> [SHORT EXERCISE] Look through the data below and return each line where "this" appears.

++++++

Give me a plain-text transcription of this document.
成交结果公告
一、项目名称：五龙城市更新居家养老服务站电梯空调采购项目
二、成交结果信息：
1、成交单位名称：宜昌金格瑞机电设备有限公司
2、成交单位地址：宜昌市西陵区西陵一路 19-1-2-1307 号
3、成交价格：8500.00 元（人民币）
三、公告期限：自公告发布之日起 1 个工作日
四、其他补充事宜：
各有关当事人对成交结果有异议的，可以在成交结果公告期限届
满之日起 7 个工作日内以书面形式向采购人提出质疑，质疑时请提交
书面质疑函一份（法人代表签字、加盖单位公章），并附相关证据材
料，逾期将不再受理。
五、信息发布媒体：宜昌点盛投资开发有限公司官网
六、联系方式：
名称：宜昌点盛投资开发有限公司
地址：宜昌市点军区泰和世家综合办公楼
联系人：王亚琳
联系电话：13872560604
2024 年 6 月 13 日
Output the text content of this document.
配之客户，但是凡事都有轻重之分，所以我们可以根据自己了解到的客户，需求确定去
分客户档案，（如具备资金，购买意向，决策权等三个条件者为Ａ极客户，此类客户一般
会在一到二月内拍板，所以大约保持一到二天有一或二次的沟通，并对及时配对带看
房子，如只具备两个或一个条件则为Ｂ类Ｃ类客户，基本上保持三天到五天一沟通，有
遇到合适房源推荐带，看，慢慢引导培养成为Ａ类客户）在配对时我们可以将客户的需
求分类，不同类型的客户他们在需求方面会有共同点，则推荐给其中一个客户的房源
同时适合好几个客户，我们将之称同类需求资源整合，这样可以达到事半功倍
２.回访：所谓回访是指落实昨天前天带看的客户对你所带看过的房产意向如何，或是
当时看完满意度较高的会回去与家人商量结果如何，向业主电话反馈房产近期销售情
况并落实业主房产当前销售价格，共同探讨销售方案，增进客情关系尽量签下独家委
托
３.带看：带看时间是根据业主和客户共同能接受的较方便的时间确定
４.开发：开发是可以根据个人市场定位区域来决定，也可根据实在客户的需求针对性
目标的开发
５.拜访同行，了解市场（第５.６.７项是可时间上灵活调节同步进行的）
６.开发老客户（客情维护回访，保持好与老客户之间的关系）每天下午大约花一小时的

++++++

> [RESPONSE BELOW]
Give me a plain-text transcription of this document.
Output the text content of this document.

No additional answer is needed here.